- [Exercise aim]: Reproduce the whole listing, keeping each line as it is.

-*-

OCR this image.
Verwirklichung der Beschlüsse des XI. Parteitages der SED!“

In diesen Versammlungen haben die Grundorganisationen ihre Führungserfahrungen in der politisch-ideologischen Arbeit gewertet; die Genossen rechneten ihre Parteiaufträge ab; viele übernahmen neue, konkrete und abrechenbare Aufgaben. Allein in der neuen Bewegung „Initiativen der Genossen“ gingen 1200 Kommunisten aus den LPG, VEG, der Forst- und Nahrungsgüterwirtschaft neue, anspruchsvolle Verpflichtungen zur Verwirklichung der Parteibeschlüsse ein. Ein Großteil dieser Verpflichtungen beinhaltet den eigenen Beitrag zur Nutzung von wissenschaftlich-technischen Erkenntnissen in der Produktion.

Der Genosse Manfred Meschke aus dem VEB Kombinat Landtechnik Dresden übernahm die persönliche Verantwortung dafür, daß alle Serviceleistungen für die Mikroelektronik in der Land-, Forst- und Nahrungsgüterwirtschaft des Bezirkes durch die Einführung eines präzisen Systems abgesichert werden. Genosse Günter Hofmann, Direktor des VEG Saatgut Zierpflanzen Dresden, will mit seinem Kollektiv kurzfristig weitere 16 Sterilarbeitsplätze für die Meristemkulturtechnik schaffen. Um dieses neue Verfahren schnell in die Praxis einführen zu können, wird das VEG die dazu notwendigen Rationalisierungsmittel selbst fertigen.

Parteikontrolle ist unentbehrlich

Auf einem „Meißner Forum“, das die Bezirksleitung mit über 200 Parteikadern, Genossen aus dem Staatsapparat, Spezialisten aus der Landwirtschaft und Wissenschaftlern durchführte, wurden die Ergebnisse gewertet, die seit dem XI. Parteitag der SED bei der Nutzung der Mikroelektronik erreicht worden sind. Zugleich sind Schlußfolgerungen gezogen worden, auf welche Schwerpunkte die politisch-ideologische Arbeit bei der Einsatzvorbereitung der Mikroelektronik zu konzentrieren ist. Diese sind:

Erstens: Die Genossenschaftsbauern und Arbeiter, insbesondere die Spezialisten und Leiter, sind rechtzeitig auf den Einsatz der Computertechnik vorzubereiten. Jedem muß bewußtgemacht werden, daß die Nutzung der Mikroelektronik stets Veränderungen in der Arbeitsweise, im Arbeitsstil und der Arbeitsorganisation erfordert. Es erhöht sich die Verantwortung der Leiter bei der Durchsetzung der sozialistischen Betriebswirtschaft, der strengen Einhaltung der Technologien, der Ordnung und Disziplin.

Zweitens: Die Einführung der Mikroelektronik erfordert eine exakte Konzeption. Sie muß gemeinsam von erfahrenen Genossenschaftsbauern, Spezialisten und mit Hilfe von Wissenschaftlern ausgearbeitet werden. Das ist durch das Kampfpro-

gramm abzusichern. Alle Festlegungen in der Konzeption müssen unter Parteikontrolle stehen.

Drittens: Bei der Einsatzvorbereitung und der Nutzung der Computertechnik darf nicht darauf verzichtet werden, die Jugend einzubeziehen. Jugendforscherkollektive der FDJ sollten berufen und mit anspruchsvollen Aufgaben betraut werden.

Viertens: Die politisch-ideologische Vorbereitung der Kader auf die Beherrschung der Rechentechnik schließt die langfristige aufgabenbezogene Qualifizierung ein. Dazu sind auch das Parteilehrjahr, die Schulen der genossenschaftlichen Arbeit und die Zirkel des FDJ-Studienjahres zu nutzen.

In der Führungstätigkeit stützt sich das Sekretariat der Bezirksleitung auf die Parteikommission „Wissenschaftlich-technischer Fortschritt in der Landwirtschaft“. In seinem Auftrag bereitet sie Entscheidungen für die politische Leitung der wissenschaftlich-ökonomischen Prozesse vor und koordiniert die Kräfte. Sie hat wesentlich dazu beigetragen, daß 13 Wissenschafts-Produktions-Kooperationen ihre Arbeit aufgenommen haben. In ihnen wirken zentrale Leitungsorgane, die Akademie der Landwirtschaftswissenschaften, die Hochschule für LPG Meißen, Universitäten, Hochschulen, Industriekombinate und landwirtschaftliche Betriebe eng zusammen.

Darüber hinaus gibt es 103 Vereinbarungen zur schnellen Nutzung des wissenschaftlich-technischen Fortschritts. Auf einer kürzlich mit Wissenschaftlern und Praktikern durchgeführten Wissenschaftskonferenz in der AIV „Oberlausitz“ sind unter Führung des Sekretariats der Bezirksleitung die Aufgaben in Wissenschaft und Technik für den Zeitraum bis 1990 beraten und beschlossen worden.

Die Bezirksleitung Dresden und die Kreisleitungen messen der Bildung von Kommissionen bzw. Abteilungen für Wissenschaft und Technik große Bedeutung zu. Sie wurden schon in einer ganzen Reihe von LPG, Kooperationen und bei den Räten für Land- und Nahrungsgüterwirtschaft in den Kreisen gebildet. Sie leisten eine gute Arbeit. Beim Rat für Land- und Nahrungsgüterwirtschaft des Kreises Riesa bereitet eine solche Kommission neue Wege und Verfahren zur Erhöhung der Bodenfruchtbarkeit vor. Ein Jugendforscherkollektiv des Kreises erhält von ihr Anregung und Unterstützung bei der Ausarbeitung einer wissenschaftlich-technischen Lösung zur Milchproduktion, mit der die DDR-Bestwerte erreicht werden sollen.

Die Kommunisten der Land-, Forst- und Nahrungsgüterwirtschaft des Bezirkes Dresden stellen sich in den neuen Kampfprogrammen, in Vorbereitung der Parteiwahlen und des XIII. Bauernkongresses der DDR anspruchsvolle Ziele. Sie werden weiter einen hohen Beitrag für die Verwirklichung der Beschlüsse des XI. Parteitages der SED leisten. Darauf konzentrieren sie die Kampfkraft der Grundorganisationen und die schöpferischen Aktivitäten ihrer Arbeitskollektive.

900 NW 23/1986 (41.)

-*-

- [Expected answer]:
OCR this image.
Verwirklichung der Beschlüsse des XI. Parteitages der SED!“

In diesen Versammlungen haben die Grundorganisationen ihre Führungserfahrungen in der politisch-ideologischen Arbeit gewertet; die Genossen rechneten ihre Parteiaufträge ab; viele übernahmen neue, konkrete und abrechenbare Aufgaben. Allein in der neuen Bewegung „Initiativen der Genossen“ gingen 1200 Kommunisten aus den LPG, VEG, der Forst- und Nahrungsgüterwirtschaft neue, anspruchsvolle Verpflichtungen zur Verwirklichung der Parteibeschlüsse ein. Ein Großteil dieser Verpflichtungen beinhaltet den eigenen Beitrag zur Nutzung von wissenschaftlich-technischen Erkenntnissen in der Produktion.

Der Genosse Manfred Meschke aus dem VEB Kombinat Landtechnik Dresden übernahm die persönliche Verantwortung dafür, daß alle Serviceleistungen für die Mikroelektronik in der Land-, Forst- und Nahrungsgüterwirtschaft des Bezirkes durch die Einführung eines präzisen Systems abgesichert werden. Genosse Günter Hofmann, Direktor des VEG Saatgut Zierpflanzen Dresden, will mit seinem Kollektiv kurzfristig weitere 16 Sterilarbeitsplätze für die Meristemkulturtechnik schaffen. Um dieses neue Verfahren schnell in die Praxis einführen zu können, wird das VEG die dazu notwendigen Rationalisierungsmittel selbst fertigen.

Parteikontrolle ist unentbehrlich

Auf einem „Meißner Forum“, das die Bezirksleitung mit über 200 Parteikadern, Genossen aus dem Staatsapparat, Spezialisten aus der Landwirtschaft und Wissenschaftlern durchführte, wurden die Ergebnisse gewertet, die seit dem XI. Parteitag der SED bei der Nutzung der Mikroelektronik erreicht worden sind. Zugleich sind Schlußfolgerungen gezogen worden, auf welche Schwerpunkte die politisch-ideologische Arbeit bei der Einsatzvorbereitung der Mikroelektronik zu konzentrieren ist. Diese sind:

Erstens: Die Genossenschaftsbauern und Arbeiter, insbesondere die Spezialisten und Leiter, sind rechtzeitig auf den Einsatz der Computertechnik vorzubereiten. Jedem muß bewußtgemacht werden, daß die Nutzung der Mikroelektronik stets Veränderungen in der Arbeitsweise, im Arbeitsstil und der Arbeitsorganisation erfordert. Es erhöht sich die Verantwortung der Leiter bei der Durchsetzung der sozialistischen Betriebswirtschaft, der strengen Einhaltung der Technologien, der Ordnung und Disziplin.

Zweitens: Die Einführung der Mikroelektronik erfordert eine exakte Konzeption. Sie muß gemeinsam von erfahrenen Genossenschaftsbauern, Spezialisten und mit Hilfe von Wissenschaftlern ausgearbeitet werden. Das ist durch das Kampfpro-

gramm abzusichern. Alle Festlegungen in der Konzeption müssen unter Parteikontrolle stehen.

Drittens: Bei der Einsatzvorbereitung und der Nutzung der Computertechnik darf nicht darauf verzichtet werden, die Jugend einzubeziehen. Jugendforscherkollektive der FDJ sollten berufen und mit anspruchsvollen Aufgaben betraut werden.

Viertens: Die politisch-ideologische Vorbereitung der Kader auf die Beherrschung der Rechentechnik schließt die langfristige aufgabenbezogene Qualifizierung ein. Dazu sind auch das Parteilehrjahr, die Schulen der genossenschaftlichen Arbeit und die Zirkel des FDJ-Studienjahres zu nutzen.

In der Führungstätigkeit stützt sich das Sekretariat der Bezirksleitung auf die Parteikommission „Wissenschaftlich-technischer Fortschritt in der Landwirtschaft“. In seinem Auftrag bereitet sie Entscheidungen für die politische Leitung der wissenschaftlich-ökonomischen Prozesse vor und koordiniert die Kräfte. Sie hat wesentlich dazu beigetragen, daß 13 Wissenschafts-Produktions-Kooperationen ihre Arbeit aufgenommen haben. In ihnen wirken zentrale Leitungsorgane, die Akademie der Landwirtschaftswissenschaften, die Hochschule für LPG Meißen, Universitäten, Hochschulen, Industriekombinate und landwirtschaftliche Betriebe eng zusammen.

Darüber hinaus gibt es 103 Vereinbarungen zur schnellen Nutzung des wissenschaftlich-technischen Fortschritts. Auf einer kürzlich mit Wissenschaftlern und Praktikern durchgeführten Wissenschaftskonferenz in der AIV „Oberlausitz“ sind unter Führung des Sekretariats der Bezirksleitung die Aufgaben in Wissenschaft und Technik für den Zeitraum bis 1990 beraten und beschlossen worden.

Die Bezirksleitung Dresden und die Kreisleitungen messen der Bildung von Kommissionen bzw. Abteilungen für Wissenschaft und Technik große Bedeutung zu. Sie wurden schon in einer ganzen Reihe von LPG, Kooperationen und bei den Räten für Land- und Nahrungsgüterwirtschaft in den Kreisen gebildet. Sie leisten eine gute Arbeit. Beim Rat für Land- und Nahrungsgüterwirtschaft des Kreises Riesa bereitet eine solche Kommission neue Wege und Verfahren zur Erhöhung der Bodenfruchtbarkeit vor. Ein Jugendforscherkollektiv des Kreises erhält von ihr Anregung und Unterstützung bei der Ausarbeitung einer wissenschaftlich-technischen Lösung zur Milchproduktion, mit der die DDR-Bestwerte erreicht werden sollen.

Die Kommunisten der Land-, Forst- und Nahrungsgüterwirtschaft des Bezirkes Dresden stellen sich in den neuen Kampfprogrammen, in Vorbereitung der Parteiwahlen und des XIII. Bauernkongresses der DDR anspruchsvolle Ziele. Sie werden weiter einen hohen Beitrag für die Verwirklichung der Beschlüsse des XI. Parteitages der SED leisten. Darauf konzentrieren sie die Kampfkraft der Grundorganisationen und die schöpferischen Aktivitäten ihrer Arbeitskollektive.

900 NW 23/1986 (41.)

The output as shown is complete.